## Exercise brief
Locate every line in the records below that holds the word "机械夯填" and return each one.

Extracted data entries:
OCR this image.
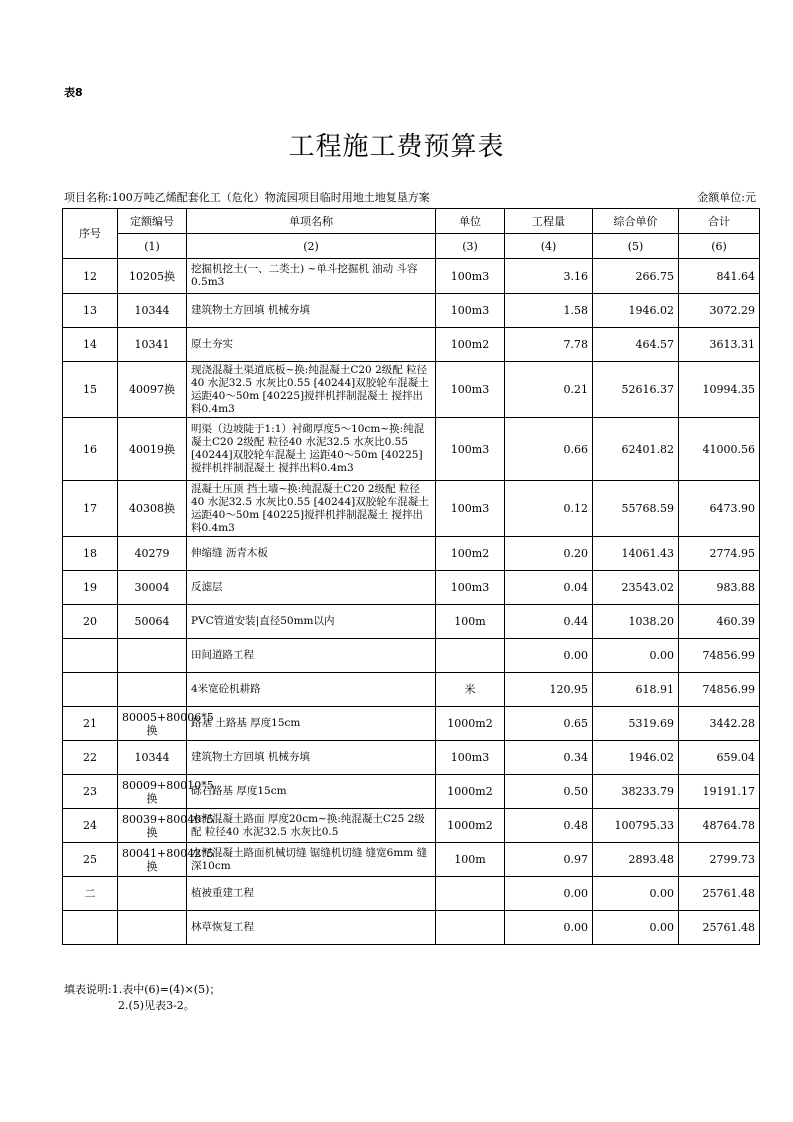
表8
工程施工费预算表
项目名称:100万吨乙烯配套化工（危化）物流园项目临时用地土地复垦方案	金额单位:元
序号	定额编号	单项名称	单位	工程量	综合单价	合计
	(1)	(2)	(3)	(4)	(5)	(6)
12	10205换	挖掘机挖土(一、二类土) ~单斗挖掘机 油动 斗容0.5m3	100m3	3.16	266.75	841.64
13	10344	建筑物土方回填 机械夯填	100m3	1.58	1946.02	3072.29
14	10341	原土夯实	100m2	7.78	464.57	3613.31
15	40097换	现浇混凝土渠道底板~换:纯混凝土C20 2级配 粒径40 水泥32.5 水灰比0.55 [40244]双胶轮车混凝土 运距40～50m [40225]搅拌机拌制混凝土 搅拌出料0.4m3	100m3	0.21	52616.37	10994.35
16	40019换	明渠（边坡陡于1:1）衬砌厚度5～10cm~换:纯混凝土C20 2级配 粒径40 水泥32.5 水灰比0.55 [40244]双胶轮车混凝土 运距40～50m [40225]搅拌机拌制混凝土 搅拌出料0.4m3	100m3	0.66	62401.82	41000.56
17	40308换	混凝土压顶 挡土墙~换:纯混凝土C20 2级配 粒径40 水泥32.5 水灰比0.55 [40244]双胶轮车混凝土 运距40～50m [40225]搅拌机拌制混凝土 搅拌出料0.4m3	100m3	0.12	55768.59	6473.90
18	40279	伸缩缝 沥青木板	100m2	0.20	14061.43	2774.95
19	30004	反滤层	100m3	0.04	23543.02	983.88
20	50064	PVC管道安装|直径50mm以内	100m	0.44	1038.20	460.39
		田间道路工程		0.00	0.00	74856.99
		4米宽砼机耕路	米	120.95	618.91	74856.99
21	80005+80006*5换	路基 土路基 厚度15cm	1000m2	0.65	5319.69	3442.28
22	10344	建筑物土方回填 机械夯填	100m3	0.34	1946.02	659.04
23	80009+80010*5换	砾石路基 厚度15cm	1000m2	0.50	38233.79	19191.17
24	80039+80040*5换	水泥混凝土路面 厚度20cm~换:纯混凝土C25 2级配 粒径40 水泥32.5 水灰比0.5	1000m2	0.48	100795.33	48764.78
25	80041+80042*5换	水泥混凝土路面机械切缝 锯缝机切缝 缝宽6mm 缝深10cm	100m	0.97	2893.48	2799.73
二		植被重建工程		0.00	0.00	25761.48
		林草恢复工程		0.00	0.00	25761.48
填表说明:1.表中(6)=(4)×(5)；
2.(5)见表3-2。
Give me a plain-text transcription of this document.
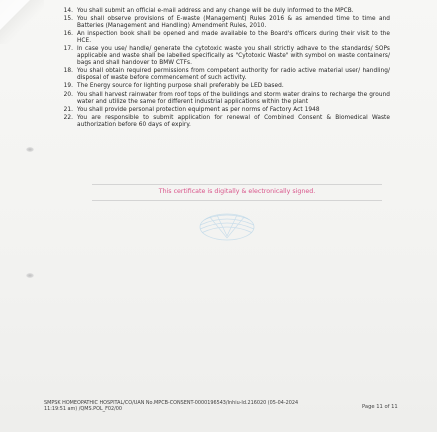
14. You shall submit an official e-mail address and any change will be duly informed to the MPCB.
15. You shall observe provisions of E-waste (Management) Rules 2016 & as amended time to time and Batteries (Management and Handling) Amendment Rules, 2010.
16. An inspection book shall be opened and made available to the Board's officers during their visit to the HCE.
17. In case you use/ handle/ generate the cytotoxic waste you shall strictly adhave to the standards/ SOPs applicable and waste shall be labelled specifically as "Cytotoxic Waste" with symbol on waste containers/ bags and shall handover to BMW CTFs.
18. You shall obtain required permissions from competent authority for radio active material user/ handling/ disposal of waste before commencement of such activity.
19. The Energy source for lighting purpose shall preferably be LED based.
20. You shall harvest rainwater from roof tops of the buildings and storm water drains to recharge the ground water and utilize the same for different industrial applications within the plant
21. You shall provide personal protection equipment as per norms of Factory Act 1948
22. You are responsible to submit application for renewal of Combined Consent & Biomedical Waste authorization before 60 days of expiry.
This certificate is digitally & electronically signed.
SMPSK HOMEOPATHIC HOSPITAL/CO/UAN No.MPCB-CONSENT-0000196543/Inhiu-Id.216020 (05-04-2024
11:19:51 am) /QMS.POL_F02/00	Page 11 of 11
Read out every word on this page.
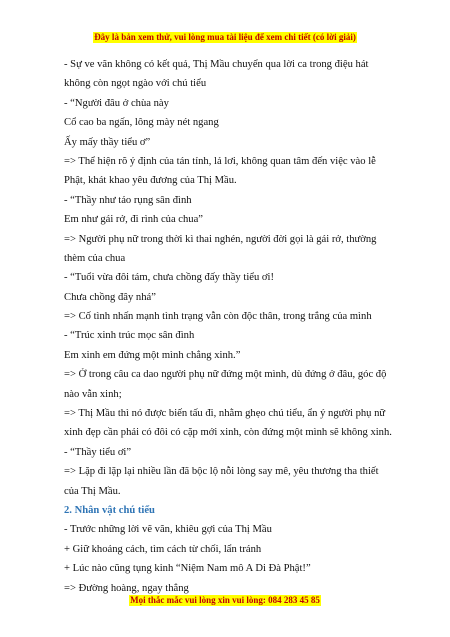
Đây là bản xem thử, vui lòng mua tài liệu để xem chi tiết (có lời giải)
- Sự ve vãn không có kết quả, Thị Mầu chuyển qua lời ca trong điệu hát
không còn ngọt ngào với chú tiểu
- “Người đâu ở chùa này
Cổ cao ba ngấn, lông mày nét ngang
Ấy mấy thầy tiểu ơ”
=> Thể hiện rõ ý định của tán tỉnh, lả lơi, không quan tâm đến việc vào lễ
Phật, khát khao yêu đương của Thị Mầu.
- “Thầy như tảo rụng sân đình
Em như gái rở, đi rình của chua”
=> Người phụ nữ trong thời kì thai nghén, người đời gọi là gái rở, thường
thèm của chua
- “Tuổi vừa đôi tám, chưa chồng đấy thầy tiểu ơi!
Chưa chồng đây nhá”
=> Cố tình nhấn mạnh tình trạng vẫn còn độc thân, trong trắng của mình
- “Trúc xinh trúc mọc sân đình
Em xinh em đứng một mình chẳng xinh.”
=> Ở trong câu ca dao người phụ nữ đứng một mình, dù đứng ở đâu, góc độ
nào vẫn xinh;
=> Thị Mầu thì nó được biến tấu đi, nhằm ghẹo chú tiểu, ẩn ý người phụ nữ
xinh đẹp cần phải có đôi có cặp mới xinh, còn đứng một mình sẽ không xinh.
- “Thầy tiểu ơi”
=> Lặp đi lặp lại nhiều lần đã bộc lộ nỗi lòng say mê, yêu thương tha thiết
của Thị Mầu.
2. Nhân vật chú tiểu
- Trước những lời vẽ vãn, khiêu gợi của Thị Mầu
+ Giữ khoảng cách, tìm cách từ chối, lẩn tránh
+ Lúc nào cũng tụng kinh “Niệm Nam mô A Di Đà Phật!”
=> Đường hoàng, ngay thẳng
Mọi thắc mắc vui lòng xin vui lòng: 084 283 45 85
...
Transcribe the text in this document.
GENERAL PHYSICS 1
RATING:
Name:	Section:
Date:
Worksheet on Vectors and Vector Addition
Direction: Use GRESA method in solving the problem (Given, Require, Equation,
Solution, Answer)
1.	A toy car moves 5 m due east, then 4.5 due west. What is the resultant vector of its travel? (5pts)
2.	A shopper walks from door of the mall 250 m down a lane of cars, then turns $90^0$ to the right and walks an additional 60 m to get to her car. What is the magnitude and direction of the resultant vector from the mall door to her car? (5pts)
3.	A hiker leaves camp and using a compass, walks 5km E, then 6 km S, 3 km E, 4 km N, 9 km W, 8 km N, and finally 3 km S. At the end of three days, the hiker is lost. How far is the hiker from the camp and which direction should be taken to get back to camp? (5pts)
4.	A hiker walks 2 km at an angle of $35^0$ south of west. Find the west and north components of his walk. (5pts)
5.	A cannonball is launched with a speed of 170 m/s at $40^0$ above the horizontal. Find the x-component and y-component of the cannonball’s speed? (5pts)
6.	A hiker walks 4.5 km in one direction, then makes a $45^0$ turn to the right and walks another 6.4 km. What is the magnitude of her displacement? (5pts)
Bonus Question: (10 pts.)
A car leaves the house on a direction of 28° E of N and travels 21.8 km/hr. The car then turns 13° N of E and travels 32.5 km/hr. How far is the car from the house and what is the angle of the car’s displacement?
...
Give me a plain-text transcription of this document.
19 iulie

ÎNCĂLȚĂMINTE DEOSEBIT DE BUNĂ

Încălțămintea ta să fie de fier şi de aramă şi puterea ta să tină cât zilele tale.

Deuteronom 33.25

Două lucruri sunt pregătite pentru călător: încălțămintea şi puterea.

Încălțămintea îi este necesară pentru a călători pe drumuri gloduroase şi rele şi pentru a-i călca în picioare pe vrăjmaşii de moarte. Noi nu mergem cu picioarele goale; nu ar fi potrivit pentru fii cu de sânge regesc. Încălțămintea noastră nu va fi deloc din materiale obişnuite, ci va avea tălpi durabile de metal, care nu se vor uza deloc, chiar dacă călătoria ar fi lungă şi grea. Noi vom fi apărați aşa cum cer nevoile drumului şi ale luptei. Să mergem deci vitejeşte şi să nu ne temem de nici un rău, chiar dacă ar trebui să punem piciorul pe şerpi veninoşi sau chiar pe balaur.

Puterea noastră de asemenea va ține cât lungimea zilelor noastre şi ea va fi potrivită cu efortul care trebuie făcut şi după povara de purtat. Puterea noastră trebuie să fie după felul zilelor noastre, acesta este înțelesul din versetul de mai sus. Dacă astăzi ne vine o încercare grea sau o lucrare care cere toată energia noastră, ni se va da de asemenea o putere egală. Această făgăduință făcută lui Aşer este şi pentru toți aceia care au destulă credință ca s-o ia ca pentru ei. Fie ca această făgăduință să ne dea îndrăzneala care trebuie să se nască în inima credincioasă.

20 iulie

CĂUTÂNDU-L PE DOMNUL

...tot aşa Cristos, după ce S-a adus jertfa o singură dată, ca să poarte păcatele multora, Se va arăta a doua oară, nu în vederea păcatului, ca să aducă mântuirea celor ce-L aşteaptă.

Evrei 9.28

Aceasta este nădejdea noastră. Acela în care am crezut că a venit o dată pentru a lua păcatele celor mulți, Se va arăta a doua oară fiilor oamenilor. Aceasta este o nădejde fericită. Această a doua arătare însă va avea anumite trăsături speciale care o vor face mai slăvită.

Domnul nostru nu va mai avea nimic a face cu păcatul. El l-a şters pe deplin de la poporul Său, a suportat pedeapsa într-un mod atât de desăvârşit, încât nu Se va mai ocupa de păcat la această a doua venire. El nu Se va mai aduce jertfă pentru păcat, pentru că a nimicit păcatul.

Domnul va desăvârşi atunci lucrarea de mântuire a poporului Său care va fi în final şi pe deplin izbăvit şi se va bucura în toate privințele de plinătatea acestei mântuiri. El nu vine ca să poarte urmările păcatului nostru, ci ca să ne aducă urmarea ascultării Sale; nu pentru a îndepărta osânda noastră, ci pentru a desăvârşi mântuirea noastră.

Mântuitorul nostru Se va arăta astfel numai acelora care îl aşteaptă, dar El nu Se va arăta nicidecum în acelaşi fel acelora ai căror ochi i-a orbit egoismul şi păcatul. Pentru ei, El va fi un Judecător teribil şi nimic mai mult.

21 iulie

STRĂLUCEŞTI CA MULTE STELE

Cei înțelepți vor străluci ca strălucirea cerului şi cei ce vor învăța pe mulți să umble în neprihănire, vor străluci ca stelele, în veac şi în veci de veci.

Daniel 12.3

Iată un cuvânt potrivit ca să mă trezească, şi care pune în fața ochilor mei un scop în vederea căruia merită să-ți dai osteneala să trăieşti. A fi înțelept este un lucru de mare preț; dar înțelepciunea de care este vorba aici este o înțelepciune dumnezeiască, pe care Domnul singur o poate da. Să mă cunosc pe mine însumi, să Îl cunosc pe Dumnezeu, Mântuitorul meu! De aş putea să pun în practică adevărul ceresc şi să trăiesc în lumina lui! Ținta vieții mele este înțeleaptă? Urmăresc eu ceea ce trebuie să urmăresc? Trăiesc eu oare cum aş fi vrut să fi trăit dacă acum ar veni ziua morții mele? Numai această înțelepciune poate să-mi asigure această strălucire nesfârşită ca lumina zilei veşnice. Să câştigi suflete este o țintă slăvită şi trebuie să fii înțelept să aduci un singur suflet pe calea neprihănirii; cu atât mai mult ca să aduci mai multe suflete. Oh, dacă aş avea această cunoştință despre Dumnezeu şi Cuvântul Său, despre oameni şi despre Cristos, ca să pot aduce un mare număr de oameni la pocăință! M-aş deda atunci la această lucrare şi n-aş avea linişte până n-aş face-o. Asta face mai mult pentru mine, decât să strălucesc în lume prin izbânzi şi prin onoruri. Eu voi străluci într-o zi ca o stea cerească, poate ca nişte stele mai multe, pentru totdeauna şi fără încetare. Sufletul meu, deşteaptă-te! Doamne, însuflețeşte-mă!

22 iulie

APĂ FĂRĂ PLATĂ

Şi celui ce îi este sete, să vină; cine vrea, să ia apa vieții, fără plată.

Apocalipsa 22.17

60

## Reply to the exercise
13	10344	建筑物土方回填 机械夯填	100m3	1.58	1946.02	3072.29
22	10344	建筑物土方回填 机械夯填	100m3	0.34	1946.02	659.04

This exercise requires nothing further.